EXERCISE REQUIREMENTS: Write out the whole of the material exactly.
::::
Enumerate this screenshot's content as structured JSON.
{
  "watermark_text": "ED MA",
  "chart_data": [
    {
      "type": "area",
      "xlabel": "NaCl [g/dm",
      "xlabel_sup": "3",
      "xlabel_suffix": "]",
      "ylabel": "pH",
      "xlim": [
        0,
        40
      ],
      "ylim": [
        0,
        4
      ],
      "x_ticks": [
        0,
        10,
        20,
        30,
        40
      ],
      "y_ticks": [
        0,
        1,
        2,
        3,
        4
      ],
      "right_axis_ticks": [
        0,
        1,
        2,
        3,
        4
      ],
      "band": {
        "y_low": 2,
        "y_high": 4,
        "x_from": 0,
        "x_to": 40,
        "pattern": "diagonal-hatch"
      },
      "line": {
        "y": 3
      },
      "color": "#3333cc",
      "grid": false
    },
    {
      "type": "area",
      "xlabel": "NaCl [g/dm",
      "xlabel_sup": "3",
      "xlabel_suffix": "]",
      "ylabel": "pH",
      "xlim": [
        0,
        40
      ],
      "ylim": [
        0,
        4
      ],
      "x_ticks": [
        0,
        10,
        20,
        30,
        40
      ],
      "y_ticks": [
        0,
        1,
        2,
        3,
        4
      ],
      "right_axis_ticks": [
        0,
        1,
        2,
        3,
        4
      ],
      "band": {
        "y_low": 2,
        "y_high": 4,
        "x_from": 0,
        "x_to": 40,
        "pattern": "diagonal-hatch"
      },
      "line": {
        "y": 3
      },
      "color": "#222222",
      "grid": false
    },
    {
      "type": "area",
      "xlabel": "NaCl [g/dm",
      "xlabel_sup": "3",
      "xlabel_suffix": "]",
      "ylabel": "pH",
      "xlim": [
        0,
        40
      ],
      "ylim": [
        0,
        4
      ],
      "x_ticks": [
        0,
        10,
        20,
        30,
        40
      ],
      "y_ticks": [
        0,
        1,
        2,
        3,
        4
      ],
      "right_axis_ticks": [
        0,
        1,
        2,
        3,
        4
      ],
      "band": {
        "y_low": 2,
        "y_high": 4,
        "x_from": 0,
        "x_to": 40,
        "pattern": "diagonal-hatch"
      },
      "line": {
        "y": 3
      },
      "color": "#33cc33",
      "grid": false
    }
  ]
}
::::
OUTPUT BELOW:
Enumerate this screenshot's content as structured JSON.
{
  "watermark_text": "ED MA",
  "chart_data": [
    {
      "type": "area",
      "xlabel": "NaCl [g/dm",
      "xlabel_sup": "3",
      "xlabel_suffix": "]",
      "ylabel": "pH",
      "xlim": [
        0,
        40
      ],
      "ylim": [
        0,
        4
      ],
      "x_ticks": [
        0,
        10,
        20,
        30,
        40
      ],
      "y_ticks": [
        0,
        1,
        2,
        3,
        4
      ],
      "right_axis_ticks": [
        0,
        1,
        2,
        3,
        4
      ],
      "band": {
        "y_low": 2,
        "y_high": 4,
        "x_from": 0,
        "x_to": 40,
        "pattern": "diagonal-hatch"
      },
      "line": {
        "y": 3
      },
      "color": "#3333cc",
      "grid": false
    },
    {
      "type": "area",
      "xlabel": "NaCl [g/dm",
      "xlabel_sup": "3",
      "xlabel_suffix": "]",
      "ylabel": "pH",
      "xlim": [
        0,
        40
      ],
      "ylim": [
        0,
        4
      ],
      "x_ticks": [
        0,
        10,
        20,
        30,
        40
      ],
      "y_ticks": [
        0,
        1,
        2,
        3,
        4
      ],
      "right_axis_ticks": [
        0,
        1,
        2,
        3,
        4
      ],
      "band": {
        "y_low": 2,
        "y_high": 4,
        "x_from": 0,
        "x_to": 40,
        "pattern": "diagonal-hatch"
      },
      "line": {
        "y": 3
      },
      "color": "#222222",
      "grid": false
    },
    {
      "type": "area",
      "xlabel": "NaCl [g/dm",
      "xlabel_sup": "3",
      "xlabel_suffix": "]",
      "ylabel": "pH",
      "xlim": [
        0,
        40
      ],
      "ylim": [
        0,
        4
      ],
      "x_ticks": [
        0,
        10,
        20,
        30,
        40
      ],
      "y_ticks": [
        0,
        1,
        2,
        3,
        4
      ],
      "right_axis_ticks": [
        0,
        1,
        2,
        3,
        4
      ],
      "band": {
        "y_low": 2,
        "y_high": 4,
        "x_from": 0,
        "x_to": 40,
        "pattern": "diagonal-hatch"
      },
      "line": {
        "y": 3
      },
      "color": "#33cc33",
      "grid": false
    }
  ]
}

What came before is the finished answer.